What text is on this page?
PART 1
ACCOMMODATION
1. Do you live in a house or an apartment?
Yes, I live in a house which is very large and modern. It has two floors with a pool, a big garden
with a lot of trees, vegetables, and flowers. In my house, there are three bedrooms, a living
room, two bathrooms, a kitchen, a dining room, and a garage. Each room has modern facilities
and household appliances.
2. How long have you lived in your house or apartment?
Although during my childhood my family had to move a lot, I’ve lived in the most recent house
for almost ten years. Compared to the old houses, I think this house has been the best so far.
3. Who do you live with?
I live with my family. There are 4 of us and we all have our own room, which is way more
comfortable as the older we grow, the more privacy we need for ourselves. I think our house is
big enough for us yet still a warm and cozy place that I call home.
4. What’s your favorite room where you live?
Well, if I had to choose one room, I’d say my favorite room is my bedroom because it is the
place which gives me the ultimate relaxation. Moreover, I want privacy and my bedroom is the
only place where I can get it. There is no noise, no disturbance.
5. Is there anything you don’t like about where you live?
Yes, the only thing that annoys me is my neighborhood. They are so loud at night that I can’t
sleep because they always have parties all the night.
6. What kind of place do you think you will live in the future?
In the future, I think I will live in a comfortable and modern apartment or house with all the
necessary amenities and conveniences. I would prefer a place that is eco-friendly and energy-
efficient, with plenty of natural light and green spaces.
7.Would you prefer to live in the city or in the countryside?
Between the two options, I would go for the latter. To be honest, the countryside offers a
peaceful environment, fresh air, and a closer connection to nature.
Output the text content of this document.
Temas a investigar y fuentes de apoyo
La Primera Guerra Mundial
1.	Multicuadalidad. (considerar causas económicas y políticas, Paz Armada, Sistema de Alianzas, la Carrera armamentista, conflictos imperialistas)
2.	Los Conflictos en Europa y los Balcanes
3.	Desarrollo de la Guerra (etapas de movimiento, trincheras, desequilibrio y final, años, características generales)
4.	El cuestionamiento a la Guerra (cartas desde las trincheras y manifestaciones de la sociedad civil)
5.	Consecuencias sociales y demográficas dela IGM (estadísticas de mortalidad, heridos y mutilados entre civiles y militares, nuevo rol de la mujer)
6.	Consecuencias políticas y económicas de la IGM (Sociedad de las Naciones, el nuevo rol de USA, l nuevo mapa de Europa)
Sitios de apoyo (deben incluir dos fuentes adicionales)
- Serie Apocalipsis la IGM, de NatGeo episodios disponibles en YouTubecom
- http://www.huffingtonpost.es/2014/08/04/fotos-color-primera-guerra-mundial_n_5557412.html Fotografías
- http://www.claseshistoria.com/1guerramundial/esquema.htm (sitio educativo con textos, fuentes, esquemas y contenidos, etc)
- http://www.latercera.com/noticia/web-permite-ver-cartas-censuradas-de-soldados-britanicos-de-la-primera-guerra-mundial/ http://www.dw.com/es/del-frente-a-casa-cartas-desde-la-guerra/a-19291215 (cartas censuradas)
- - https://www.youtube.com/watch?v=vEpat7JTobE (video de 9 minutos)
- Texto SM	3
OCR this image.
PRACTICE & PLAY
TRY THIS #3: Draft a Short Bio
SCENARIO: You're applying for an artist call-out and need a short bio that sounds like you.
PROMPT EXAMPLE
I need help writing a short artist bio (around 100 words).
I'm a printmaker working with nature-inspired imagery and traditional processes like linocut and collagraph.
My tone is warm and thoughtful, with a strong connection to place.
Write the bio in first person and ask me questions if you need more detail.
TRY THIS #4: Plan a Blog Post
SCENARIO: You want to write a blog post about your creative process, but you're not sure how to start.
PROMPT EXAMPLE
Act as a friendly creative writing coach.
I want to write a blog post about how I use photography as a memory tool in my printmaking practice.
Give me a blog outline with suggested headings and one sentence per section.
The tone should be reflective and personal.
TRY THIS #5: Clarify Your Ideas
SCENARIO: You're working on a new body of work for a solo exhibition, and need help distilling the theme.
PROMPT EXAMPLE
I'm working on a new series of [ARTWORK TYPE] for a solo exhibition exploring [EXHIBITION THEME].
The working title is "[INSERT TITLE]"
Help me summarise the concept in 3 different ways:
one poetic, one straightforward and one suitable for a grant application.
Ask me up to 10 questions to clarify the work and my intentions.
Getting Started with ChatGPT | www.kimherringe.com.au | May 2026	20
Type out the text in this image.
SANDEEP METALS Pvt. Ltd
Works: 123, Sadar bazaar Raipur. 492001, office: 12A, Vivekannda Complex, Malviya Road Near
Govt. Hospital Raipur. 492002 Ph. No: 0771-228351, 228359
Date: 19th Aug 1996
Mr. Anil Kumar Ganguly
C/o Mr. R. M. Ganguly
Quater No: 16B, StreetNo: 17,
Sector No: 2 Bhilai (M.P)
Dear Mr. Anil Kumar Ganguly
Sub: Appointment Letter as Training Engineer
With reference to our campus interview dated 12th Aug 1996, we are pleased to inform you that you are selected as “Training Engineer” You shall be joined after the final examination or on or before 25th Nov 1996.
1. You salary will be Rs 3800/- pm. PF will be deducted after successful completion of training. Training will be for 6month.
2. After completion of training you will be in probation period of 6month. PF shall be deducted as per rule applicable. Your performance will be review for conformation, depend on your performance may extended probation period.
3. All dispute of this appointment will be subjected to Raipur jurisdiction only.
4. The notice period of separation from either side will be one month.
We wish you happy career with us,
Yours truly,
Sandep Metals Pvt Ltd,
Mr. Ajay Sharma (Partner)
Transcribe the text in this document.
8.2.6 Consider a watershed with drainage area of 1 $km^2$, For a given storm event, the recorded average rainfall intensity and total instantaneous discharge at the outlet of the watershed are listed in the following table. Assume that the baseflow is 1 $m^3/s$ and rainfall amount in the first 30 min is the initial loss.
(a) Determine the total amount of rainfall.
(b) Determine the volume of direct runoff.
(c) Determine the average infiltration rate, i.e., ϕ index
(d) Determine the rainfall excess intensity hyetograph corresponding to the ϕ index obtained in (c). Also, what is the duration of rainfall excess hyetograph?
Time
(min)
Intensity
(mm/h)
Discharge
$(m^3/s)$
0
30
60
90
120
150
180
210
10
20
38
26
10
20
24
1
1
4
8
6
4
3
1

What is being asked.
Where a line of the data holds "SCENARIO", show that line.

Exercise response.
SCENARIO: You're applying for an artist call-out and need a short bio that sounds like you.
SCENARIO: You want to write a blog post about your creative process, but you're not sure how to start.
SCENARIO: You're working on a new body of work for a solo exhibition, and need help distilling the theme.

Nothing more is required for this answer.